- _Task description_:
Lines containing the string "异议分子" are to be collected in full.

:: Data to use ::

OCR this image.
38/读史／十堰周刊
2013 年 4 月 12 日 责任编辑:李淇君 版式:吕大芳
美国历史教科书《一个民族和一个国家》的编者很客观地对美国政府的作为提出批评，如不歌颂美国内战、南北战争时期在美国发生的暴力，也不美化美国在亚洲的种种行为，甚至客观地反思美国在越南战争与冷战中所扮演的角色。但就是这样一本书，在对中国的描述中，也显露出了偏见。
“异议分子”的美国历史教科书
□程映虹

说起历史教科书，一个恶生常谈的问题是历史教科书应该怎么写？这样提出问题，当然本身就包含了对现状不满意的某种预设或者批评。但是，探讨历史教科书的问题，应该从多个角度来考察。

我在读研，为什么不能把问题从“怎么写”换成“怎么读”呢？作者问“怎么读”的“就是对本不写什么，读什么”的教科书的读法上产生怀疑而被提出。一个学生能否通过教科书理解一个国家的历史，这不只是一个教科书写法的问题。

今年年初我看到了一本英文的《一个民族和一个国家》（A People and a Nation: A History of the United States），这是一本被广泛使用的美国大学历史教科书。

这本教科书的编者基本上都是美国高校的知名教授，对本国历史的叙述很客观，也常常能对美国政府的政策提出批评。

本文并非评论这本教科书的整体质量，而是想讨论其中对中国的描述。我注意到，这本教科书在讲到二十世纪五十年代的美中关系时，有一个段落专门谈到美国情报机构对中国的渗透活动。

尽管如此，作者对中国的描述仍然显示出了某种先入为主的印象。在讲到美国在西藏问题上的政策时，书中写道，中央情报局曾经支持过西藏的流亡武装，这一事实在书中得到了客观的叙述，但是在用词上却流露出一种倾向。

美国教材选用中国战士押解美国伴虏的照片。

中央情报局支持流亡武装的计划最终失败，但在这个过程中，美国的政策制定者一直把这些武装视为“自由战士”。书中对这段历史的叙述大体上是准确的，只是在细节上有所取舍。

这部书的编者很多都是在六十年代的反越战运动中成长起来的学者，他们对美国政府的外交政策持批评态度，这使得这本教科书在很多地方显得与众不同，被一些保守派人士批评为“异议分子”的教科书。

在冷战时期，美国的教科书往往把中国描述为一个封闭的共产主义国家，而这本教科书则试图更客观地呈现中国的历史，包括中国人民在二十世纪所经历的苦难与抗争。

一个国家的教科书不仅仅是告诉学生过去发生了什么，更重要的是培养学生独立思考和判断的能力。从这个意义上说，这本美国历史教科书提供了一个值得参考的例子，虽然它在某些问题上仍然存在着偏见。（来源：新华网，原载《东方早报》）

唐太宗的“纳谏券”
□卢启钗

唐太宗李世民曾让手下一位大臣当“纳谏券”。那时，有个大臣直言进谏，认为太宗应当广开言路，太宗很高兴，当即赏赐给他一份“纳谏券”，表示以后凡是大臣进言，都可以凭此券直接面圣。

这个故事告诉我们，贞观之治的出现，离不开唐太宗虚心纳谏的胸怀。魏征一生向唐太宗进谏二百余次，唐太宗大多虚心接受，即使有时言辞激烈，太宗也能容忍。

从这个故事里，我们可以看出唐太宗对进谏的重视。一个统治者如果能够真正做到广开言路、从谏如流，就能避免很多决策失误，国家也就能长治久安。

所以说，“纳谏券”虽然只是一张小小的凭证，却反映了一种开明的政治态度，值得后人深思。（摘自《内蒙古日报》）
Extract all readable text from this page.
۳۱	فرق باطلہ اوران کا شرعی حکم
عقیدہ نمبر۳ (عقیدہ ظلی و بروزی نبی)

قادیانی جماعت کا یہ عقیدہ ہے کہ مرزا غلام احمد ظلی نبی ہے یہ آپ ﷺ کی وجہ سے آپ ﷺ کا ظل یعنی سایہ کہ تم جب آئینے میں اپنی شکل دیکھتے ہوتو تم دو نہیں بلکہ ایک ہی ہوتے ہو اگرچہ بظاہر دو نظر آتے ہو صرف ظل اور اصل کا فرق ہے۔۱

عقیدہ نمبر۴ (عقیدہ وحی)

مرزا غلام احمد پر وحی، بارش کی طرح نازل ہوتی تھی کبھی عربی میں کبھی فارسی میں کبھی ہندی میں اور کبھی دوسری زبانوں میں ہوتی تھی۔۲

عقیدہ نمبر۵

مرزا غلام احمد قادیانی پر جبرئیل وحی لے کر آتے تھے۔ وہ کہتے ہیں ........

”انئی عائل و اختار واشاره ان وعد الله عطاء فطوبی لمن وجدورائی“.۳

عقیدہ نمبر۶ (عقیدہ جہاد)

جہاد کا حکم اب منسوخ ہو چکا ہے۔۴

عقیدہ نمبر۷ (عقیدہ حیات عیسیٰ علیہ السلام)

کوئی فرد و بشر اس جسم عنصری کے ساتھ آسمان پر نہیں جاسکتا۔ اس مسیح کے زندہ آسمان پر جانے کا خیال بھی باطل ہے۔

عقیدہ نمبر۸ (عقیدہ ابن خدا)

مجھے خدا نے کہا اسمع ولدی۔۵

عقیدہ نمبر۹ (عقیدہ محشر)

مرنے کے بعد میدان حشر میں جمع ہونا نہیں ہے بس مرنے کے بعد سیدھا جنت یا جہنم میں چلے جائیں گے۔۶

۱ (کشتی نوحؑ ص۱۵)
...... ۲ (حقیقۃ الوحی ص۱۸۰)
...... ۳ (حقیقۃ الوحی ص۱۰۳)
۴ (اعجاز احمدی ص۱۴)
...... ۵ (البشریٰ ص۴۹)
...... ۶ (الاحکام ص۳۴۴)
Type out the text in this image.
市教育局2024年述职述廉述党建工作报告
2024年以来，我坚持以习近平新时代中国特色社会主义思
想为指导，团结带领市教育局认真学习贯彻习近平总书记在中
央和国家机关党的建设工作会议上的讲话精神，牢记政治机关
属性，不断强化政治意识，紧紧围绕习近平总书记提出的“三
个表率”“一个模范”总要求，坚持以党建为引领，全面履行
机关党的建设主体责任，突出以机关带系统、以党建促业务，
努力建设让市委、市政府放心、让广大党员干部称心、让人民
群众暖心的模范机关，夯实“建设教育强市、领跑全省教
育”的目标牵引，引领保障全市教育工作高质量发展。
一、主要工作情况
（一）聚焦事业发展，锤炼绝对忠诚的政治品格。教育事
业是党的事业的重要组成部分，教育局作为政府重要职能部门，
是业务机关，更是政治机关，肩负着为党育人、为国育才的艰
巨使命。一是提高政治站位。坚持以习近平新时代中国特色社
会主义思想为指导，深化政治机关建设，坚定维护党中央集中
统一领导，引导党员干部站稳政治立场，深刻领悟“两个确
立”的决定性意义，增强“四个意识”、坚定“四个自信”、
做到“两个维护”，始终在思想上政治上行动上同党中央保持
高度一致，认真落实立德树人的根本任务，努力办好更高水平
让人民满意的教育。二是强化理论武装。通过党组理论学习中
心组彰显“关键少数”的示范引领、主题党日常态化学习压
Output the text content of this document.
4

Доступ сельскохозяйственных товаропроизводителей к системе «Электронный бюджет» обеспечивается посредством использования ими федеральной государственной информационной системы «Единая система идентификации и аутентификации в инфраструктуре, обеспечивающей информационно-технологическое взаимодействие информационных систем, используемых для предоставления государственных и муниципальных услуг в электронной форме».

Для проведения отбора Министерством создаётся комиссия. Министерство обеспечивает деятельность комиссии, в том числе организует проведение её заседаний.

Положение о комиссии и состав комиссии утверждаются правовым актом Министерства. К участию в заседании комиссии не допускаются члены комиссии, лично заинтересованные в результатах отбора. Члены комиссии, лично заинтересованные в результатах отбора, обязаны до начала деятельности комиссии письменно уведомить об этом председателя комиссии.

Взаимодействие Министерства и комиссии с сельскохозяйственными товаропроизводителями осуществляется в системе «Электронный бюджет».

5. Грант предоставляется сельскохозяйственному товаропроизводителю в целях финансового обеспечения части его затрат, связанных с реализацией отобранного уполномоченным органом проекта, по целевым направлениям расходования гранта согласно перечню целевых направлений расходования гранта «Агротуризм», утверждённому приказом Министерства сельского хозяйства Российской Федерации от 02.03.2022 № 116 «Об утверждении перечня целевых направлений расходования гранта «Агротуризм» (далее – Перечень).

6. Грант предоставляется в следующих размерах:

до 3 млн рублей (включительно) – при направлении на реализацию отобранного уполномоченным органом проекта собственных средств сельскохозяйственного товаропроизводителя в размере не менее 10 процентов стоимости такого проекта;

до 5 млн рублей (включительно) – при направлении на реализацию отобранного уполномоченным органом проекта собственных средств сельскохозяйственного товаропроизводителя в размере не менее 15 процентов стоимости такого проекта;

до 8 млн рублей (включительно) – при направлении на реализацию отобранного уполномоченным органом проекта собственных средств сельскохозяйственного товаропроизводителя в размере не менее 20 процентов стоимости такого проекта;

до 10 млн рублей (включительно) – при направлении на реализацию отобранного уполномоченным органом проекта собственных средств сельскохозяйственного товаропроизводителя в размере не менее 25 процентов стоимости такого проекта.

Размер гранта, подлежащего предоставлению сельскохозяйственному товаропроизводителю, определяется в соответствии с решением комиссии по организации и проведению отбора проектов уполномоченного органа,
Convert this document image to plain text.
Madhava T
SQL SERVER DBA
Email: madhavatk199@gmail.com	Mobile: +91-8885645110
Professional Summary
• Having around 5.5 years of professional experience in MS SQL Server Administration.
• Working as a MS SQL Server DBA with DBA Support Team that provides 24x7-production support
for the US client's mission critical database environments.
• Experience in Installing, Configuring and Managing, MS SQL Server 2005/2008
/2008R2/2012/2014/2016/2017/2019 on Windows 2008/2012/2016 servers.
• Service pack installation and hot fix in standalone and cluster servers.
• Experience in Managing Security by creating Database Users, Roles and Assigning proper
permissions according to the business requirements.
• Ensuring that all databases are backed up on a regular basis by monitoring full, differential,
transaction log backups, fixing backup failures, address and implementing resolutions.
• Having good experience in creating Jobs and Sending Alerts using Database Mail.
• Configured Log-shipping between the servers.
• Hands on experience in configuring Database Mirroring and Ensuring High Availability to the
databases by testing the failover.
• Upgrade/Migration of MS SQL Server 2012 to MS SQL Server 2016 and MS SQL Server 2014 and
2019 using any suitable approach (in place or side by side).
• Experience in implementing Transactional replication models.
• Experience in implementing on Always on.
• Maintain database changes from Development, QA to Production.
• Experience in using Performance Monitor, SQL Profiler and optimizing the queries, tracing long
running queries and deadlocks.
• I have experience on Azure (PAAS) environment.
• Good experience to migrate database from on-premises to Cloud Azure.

:::

- _Finished task_:
“异议分子”的美国历史教科书
这部书的编者很多都是在六十年代的反越战运动中成长起来的学者，他们对美国政府的外交政策持批评态度，这使得这本教科书在很多地方显得与众不同，被一些保守派人士批评为“异议分子”的教科书。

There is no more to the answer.